→ **EXERCISE TASK**:
Return, word for word, the stretch of the text below on climate change in Southeast Asian seas from "The changes reach" through "of climate change.".

→ **DOCUMENT TEXT**:

+ + + + +

Projected effects of climate change on marine ecosystems in Southeast Asian seas
Climate change is expected to impact the productivity of marine fisheries through changes in temperature, acidification, deoxygenation, the effects of sea level rise and other factors
The seas of Southeast Asia are home to some of the world’s most diverse ecosystems and resources that support the livelihoods of millions of people. Climate change will bring temperature changes, acidification and other environmental change, with uncertain consequences for human and natural systems, but there has been little regional-scale climate modelling of the marine ecosystem. We present initial dynamically downscaled projections using a biogeochemical model suitable for coastal and shelf seas.
A coupled physical-biogeochemical model with a resolution of 0.1° (approximately 11 km) was used to create projections of future environmental conditions under moderate (RCP4.5) and high (RCP8.5) greenhouse gas scenarios. Changes for different parts of the region are presented, including four sensitive coastal sites of key importance for biodiversity and sustainable development: UNESCO Biosphere Reserves at Cu Lao Cham-Hoi An in Vietnam, Palawan in the Philippines and Taka Bonerate-Kepulauan Selayar in Indonesia, and coastal waters of Sabah, Malaysia, which include several marine parks. The projections show a sea that is warming by 1.1 to 2.9°C through the 21st century, with dissolved oxygen decreasing by 5 to 13 mmol m-3 and changes in many other environmental variables.
The changes reach all parts of the water column and many places are projected to experience conditions well outside the range seen at the start of the century. The resulting damage to coral reefs and altered species distribution would have consequences for biodiversity, the livelihoods of small-scale fishers and the food security of coastal communities. Further work using a range of global models and regional models with different biogeochemical components is needed to provide confidence levels, and we suggest some ways forward. Projections of this type serve as a key tool for communities and policymakers as they plan how they will adapt to the challenge of climate change.
The world’s oceans are warming, acidifying and deoxygenating, leading to shifts in the geographical range of many marine species, and these changes are expected to accelerate this century (IPCC, 2019; IPCC, 2021). Southeast Asia is particularly vulnerable to the effects of marine climate change: large populations live in coastal areas (Neumann et al., 2015) and rely heavily on marine resources and marine ecosystem services (Barange et al., 2014).
In some Southeast Asian countries the ocean economy can account for 15 to 20% of total GDP (Ebarvia, 2016). In addition, the seas of this region host many sites of high ecological value such as the Coral Triangle linking the Philippines, Malaysia and Indonesia (Veron et al., 2011; Burke et al., 2012). The impact of climate change on the Southeast Asian marine environment is therefore of major social, economic and ecological concern, particularly its effects on fisheries and coral reefs.
Climate change is expected to impact the productivity of marine fisheries through changes in temperature, acidification, deoxygenation, the effects of sea level rise and other factors, and it is in the tropics that these changes are likely to first exceed natural variability (Lam et al., 2020). Small-scale fishers, who provide approximately half the fish for human consumption in Southeast Asia (Teh and Pauly, 2018), are particularly vulnerable to the effects of climate change (Barange et al., 2018). The aquaculture sector is similarly at risk, with potential economic and health consequences: cultivation of seaweed, caged fish and shellfish are important for the marine economy, food security, human nutrition, sustainable livelihoods and poverty alleviation in Southeast Asia (FAO, 2018; Monnier et al., 2020).

+ + + + +

→ **SUPPLIED INFORMATION**:
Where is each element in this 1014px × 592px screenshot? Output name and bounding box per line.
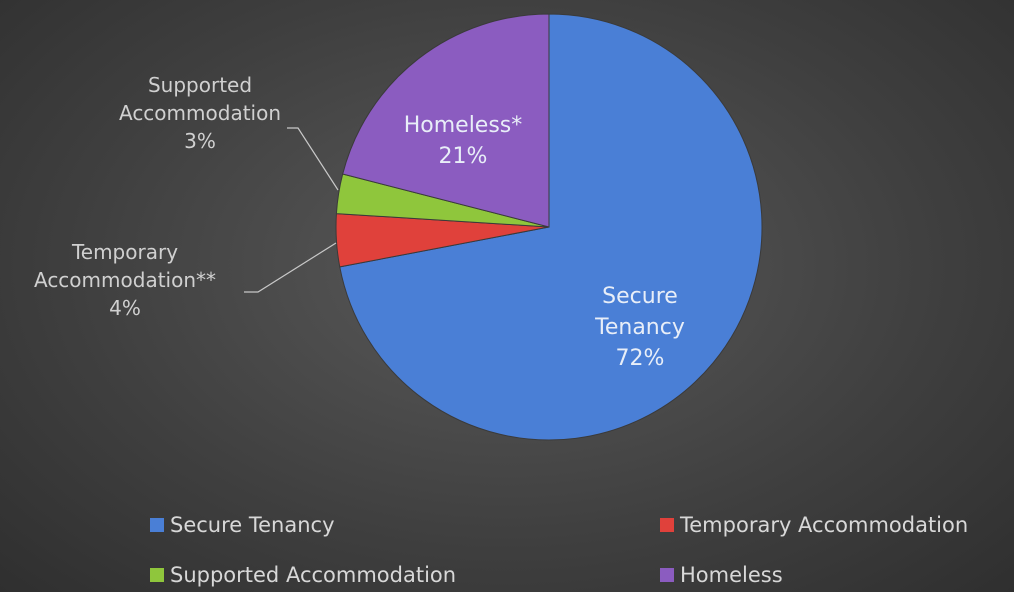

+ + + + +

→ **ANSWER TO THE PROBLEM**:
The changes reach all parts of the water column and many places are projected to experience conditions well outside the range seen at the start of the century. The resulting damage to coral reefs and altered species distribution would have consequences for biodiversity, the livelihoods of small-scale fishers and the food security of coastal communities. Further work using a range of global models and regional models with different biogeochemical components is needed to provide confidence levels, and we suggest some ways forward. Projections of this type serve as a key tool for communities and policymakers as they plan how they will adapt to the challenge of climate change.